| STATED EXERCISE |
How many lines in the data records below contain the string "column", with case counting? Reply with the number alone.

(Data records)
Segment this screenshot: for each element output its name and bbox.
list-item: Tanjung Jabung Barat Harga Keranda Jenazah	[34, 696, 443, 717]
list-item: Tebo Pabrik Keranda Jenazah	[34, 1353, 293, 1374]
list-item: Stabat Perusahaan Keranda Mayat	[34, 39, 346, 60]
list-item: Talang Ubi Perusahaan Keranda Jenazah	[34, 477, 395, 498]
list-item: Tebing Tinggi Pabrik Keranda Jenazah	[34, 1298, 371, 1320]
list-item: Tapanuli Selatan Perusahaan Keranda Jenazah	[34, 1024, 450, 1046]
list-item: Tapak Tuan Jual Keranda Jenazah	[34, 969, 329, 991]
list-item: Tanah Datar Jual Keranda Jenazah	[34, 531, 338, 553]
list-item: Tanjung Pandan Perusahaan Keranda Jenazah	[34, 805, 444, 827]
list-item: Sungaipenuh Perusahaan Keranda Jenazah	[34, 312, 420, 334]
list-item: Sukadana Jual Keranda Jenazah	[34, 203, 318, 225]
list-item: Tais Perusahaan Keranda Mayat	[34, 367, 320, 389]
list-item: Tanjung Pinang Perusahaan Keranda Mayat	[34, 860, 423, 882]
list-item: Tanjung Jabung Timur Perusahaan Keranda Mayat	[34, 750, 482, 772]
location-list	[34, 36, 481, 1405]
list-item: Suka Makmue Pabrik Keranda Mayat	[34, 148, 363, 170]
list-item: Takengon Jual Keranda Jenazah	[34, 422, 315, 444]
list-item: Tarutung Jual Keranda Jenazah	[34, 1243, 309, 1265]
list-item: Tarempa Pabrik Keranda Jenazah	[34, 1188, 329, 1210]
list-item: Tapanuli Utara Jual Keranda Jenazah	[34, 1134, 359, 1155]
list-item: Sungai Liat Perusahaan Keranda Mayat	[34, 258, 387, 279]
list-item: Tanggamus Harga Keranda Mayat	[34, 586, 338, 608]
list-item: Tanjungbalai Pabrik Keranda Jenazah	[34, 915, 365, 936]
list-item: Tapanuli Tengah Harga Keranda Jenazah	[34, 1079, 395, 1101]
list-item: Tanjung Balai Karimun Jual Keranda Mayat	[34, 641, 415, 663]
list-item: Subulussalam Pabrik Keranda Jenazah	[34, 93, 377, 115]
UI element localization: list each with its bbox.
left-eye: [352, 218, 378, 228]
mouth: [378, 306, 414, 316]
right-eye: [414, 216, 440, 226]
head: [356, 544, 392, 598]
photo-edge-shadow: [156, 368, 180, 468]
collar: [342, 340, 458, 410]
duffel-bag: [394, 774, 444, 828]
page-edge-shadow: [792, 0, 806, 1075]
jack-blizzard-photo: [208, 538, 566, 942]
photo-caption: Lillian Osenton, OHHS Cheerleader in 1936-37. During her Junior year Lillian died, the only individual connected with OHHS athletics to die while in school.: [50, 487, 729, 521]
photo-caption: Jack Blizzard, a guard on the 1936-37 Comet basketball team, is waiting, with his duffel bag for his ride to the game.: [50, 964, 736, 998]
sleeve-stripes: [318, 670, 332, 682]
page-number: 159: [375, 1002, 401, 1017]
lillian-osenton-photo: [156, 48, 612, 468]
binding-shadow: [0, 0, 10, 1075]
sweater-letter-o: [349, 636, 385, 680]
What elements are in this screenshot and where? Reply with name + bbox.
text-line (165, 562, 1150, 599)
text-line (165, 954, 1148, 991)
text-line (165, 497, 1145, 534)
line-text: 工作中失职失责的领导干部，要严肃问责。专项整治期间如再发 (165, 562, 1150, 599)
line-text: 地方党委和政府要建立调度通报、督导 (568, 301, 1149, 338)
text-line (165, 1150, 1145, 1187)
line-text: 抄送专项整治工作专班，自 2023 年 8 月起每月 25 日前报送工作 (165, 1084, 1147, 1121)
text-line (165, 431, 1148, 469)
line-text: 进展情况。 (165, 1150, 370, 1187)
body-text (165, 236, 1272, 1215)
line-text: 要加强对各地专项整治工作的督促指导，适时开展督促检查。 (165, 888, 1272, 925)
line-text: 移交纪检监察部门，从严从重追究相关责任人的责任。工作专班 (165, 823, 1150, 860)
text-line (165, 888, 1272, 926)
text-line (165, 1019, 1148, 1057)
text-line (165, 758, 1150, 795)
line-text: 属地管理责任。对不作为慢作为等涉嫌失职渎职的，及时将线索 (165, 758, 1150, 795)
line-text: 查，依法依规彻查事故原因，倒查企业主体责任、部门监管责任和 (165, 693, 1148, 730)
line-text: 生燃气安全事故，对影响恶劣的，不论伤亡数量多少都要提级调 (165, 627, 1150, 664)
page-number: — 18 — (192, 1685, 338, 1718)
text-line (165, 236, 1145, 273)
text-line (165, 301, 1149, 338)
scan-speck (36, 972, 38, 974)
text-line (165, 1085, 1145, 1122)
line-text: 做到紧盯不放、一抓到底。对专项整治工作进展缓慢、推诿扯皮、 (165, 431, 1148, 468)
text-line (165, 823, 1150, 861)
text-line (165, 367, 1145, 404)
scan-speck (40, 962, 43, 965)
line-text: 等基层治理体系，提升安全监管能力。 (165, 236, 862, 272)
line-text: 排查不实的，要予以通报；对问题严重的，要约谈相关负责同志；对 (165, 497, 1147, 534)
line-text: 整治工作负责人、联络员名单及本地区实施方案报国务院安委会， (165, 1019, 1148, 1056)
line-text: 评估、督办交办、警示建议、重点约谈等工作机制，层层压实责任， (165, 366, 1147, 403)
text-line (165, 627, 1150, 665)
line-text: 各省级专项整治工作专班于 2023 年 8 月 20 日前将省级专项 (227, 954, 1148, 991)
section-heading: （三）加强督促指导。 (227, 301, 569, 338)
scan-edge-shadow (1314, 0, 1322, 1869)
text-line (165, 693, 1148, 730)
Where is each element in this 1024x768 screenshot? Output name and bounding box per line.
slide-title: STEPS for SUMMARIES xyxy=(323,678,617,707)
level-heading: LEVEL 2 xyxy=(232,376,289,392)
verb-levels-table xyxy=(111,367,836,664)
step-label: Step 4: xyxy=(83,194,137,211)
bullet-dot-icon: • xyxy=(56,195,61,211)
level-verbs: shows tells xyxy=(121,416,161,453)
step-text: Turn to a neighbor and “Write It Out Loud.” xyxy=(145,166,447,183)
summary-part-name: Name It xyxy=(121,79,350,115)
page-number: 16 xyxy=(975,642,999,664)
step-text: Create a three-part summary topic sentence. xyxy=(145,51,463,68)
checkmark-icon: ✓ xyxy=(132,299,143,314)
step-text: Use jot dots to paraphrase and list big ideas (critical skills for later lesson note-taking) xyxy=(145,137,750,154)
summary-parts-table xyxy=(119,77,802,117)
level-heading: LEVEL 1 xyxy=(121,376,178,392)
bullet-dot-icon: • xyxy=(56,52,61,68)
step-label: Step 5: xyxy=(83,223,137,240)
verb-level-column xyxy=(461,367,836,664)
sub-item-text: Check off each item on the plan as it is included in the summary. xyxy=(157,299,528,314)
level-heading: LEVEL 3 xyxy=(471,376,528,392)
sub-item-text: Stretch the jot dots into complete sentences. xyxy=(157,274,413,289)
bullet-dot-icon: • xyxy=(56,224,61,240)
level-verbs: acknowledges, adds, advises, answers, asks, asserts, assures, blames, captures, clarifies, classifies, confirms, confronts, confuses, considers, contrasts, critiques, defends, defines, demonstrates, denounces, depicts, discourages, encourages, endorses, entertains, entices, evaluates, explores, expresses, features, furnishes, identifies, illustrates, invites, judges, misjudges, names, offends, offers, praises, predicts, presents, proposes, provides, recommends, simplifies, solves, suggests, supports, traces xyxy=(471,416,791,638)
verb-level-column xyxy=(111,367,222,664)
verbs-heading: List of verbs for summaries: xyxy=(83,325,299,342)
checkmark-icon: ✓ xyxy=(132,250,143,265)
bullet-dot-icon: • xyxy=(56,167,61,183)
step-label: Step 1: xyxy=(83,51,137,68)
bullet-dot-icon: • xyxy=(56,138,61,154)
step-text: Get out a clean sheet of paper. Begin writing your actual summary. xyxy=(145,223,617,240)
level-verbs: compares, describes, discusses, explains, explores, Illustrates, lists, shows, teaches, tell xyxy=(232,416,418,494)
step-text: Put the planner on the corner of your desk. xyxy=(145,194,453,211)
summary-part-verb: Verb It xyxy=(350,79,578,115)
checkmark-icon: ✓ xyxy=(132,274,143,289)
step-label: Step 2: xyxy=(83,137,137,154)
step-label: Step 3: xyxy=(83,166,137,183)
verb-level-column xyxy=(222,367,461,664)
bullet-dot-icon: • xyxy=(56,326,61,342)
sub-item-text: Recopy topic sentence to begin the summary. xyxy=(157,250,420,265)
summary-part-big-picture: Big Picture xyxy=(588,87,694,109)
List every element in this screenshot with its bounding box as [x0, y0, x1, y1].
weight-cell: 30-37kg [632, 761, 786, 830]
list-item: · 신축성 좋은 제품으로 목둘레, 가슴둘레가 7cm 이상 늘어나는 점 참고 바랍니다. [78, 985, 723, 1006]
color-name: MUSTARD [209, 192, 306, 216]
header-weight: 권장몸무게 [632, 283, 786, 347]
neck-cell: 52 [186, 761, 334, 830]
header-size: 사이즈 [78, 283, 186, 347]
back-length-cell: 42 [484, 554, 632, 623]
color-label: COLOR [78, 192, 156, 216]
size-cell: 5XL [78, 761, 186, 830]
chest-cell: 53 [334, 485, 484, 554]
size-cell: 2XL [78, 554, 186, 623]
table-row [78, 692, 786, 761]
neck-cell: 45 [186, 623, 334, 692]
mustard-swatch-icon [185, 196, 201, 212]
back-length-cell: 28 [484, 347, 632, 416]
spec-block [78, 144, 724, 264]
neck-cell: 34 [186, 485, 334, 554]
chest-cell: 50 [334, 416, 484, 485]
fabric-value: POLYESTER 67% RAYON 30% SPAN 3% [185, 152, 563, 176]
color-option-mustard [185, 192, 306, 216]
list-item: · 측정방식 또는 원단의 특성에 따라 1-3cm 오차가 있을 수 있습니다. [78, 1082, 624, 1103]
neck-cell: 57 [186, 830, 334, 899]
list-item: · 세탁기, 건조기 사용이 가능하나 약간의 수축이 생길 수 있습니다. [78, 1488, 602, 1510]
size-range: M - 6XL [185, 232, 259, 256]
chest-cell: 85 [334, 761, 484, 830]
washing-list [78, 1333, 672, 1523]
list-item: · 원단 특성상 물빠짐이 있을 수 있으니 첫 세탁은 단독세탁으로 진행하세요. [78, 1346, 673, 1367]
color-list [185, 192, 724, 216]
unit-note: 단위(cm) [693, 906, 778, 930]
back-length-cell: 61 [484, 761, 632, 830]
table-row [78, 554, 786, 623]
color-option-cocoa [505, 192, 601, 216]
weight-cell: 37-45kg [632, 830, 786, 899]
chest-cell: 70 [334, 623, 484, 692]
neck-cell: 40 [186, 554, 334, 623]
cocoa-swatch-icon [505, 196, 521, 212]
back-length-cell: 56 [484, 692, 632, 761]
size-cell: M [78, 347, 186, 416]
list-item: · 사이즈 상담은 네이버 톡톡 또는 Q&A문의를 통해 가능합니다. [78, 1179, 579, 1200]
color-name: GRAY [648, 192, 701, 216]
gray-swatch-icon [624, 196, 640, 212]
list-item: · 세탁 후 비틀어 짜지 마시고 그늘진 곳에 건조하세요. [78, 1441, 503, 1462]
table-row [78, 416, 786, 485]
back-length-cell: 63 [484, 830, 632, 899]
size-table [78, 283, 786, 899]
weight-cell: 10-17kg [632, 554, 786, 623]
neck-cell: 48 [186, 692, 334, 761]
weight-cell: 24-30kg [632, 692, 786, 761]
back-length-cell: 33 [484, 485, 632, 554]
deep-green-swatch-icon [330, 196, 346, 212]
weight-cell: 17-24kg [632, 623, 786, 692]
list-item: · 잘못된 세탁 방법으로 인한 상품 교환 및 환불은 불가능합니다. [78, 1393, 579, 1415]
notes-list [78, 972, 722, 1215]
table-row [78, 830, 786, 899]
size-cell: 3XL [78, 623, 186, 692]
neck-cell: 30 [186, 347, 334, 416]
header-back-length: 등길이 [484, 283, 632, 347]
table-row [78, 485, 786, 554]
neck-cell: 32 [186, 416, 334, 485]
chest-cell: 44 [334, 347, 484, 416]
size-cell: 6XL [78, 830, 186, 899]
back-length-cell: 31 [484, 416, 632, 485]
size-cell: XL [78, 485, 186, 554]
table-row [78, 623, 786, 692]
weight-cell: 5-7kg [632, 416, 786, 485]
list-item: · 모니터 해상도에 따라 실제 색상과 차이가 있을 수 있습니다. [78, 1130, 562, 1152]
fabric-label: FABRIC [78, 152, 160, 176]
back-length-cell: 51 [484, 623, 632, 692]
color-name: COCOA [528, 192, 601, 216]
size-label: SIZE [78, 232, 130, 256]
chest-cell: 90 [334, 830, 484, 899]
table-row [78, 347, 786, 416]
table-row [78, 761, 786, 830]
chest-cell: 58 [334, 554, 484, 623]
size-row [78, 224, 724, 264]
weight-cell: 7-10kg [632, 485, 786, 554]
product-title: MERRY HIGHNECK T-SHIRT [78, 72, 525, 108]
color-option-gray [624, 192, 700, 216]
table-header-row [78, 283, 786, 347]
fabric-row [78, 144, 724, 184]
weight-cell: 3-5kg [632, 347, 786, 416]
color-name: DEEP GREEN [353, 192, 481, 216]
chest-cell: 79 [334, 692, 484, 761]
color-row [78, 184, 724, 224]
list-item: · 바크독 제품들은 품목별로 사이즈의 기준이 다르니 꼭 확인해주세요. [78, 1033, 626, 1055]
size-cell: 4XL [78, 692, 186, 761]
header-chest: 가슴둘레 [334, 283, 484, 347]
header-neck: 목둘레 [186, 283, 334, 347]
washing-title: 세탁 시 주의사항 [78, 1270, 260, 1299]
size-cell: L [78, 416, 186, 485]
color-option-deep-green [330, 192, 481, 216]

| RESULT OF THE EXERCISE |
3